(Records contained in a dataset)
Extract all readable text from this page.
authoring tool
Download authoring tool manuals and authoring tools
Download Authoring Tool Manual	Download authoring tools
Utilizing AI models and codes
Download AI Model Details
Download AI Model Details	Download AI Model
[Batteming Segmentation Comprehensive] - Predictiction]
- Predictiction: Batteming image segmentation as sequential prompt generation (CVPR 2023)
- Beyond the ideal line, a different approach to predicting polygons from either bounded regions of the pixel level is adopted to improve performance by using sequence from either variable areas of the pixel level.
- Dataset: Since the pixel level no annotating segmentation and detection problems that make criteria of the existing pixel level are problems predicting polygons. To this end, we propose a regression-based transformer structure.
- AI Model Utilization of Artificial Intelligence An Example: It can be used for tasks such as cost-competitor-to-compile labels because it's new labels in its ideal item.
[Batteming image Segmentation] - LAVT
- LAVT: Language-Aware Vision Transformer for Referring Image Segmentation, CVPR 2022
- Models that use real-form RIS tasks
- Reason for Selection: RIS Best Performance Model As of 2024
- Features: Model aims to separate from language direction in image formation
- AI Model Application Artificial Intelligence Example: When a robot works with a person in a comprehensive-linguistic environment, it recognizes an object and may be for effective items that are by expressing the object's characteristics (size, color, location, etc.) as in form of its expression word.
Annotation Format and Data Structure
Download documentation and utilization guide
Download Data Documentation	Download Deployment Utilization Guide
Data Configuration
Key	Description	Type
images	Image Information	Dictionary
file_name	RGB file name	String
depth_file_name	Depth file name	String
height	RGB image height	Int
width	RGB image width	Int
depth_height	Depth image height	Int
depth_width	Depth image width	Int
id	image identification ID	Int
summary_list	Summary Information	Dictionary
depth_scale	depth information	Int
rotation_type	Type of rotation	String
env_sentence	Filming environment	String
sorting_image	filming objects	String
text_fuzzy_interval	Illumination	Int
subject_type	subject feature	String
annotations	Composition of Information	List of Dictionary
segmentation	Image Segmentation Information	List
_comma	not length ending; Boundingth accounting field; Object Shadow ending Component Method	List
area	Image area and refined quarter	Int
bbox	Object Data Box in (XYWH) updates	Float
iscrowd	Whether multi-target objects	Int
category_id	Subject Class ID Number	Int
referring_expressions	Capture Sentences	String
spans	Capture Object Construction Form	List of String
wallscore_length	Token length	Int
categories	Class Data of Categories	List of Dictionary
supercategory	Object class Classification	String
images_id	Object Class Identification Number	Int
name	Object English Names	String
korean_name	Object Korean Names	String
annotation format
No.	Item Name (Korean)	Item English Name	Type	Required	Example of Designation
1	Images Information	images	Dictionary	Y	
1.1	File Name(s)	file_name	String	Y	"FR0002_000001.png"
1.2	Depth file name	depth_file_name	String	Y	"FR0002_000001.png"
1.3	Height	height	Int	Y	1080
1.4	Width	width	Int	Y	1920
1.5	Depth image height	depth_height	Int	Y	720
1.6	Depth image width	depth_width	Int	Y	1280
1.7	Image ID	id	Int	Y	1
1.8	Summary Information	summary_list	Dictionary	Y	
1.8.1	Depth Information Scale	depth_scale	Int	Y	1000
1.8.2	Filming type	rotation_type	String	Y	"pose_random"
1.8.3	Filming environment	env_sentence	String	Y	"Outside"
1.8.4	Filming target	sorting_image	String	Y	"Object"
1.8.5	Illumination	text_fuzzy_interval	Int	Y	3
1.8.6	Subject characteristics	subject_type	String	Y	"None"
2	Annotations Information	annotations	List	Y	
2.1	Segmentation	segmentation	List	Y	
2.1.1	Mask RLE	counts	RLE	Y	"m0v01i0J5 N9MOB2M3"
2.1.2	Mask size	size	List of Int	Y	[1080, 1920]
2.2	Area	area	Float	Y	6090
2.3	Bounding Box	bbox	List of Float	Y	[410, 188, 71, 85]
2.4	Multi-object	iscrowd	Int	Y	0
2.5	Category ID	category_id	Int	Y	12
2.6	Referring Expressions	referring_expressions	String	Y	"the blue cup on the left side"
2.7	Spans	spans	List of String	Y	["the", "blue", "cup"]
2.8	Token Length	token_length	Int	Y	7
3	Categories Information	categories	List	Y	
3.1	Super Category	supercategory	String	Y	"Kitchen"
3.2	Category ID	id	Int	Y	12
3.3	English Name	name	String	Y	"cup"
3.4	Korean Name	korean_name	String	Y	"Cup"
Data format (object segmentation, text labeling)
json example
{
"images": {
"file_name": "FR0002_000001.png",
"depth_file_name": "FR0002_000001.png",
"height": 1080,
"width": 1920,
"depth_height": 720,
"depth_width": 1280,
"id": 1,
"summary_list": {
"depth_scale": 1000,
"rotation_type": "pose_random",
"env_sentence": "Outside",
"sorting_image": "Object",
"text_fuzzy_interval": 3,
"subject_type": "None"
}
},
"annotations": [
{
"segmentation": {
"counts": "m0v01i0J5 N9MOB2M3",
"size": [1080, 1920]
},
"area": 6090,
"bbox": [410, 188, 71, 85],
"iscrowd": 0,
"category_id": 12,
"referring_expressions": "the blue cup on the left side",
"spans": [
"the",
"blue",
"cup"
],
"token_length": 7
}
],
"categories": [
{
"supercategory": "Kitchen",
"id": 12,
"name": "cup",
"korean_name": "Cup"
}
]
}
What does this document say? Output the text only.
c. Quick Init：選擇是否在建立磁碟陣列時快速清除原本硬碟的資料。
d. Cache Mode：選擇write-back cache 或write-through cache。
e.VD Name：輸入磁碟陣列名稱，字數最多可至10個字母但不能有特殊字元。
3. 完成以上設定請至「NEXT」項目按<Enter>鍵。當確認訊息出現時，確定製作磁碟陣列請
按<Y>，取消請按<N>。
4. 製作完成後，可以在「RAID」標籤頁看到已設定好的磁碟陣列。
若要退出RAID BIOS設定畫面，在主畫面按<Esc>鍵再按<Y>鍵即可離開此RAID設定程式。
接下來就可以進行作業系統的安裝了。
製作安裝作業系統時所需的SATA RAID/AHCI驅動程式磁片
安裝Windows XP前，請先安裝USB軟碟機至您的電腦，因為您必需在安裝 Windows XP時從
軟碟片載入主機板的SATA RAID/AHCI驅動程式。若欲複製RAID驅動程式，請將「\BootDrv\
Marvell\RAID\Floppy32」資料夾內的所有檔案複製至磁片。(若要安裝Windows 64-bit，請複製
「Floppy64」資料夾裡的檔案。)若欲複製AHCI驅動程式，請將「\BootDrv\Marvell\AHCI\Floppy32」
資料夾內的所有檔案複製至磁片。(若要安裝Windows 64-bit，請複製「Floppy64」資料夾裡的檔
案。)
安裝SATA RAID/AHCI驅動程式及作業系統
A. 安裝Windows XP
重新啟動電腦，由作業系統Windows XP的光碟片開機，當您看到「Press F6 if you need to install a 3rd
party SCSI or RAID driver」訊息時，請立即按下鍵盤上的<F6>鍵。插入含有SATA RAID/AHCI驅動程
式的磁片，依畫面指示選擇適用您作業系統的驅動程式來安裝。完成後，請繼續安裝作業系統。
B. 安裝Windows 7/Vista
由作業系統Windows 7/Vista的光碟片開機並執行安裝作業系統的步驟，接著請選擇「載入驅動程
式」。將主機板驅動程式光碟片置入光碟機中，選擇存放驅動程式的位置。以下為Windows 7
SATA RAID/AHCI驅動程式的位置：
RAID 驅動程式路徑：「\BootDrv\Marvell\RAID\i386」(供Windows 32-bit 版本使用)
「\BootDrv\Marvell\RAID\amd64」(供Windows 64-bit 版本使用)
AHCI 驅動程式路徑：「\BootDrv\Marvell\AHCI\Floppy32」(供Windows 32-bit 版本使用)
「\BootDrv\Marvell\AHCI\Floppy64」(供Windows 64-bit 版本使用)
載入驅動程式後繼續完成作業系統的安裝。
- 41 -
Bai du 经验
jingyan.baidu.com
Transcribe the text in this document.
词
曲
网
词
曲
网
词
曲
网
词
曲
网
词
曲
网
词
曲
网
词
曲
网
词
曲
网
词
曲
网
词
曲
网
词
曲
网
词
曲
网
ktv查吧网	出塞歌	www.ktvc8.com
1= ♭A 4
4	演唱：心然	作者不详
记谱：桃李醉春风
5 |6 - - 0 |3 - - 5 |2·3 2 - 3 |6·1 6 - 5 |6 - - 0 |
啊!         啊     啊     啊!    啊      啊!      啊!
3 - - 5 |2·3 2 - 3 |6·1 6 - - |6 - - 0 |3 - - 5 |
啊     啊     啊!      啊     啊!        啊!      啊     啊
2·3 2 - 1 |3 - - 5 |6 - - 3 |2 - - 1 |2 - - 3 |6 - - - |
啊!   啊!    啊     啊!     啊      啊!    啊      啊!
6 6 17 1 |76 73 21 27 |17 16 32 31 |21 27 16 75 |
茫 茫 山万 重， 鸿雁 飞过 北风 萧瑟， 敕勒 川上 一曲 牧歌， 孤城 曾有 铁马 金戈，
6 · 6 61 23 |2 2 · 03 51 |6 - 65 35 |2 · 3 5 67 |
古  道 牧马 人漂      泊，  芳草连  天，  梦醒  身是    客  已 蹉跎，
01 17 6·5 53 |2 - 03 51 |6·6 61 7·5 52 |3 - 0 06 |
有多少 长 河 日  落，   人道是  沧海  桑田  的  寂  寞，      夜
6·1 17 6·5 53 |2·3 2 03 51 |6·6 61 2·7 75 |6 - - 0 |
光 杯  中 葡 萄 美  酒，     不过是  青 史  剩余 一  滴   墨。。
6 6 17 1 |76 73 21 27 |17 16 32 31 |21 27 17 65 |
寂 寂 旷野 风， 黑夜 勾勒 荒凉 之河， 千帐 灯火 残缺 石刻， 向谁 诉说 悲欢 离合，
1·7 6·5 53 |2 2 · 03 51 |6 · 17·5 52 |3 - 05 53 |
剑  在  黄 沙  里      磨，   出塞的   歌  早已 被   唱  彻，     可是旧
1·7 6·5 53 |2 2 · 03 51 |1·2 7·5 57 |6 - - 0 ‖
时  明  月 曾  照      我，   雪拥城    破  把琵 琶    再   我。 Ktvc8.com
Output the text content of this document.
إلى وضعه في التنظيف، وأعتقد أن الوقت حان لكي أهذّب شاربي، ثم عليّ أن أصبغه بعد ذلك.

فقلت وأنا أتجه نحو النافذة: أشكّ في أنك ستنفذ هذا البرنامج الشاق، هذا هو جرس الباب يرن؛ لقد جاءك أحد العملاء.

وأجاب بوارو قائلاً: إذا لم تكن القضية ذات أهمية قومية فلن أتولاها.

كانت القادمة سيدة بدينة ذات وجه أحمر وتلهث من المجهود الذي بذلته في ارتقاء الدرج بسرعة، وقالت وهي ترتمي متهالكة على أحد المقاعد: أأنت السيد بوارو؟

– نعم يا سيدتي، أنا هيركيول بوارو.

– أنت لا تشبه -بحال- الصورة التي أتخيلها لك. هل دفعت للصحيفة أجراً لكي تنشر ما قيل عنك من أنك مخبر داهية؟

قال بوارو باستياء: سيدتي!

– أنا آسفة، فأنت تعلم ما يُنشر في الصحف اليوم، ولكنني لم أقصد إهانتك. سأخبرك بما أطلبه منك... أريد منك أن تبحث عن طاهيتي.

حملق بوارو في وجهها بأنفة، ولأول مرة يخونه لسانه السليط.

## GOAL:
Quote only the lines from the line containing "Output the text content of this document." through the end of the entries, keeping the first and the last.

## WRITTEN ANSWER:
Output the text content of this document.
إلى وضعه في التنظيف، وأعتقد أن الوقت حان لكي أهذّب شاربي، ثم عليّ أن أصبغه بعد ذلك.

فقلت وأنا أتجه نحو النافذة: أشكّ في أنك ستنفذ هذا البرنامج الشاق، هذا هو جرس الباب يرن؛ لقد جاءك أحد العملاء.

وأجاب بوارو قائلاً: إذا لم تكن القضية ذات أهمية قومية فلن أتولاها.

كانت القادمة سيدة بدينة ذات وجه أحمر وتلهث من المجهود الذي بذلته في ارتقاء الدرج بسرعة، وقالت وهي ترتمي متهالكة على أحد المقاعد: أأنت السيد بوارو؟

– نعم يا سيدتي، أنا هيركيول بوارو.

– أنت لا تشبه -بحال- الصورة التي أتخيلها لك. هل دفعت للصحيفة أجراً لكي تنشر ما قيل عنك من أنك مخبر داهية؟

قال بوارو باستياء: سيدتي!

– أنا آسفة، فأنت تعلم ما يُنشر في الصحف اليوم، ولكنني لم أقصد إهانتك. سأخبرك بما أطلبه منك... أريد منك أن تبحث عن طاهيتي.

حملق بوارو في وجهها بأنفة، ولأول مرة يخونه لسانه السليط.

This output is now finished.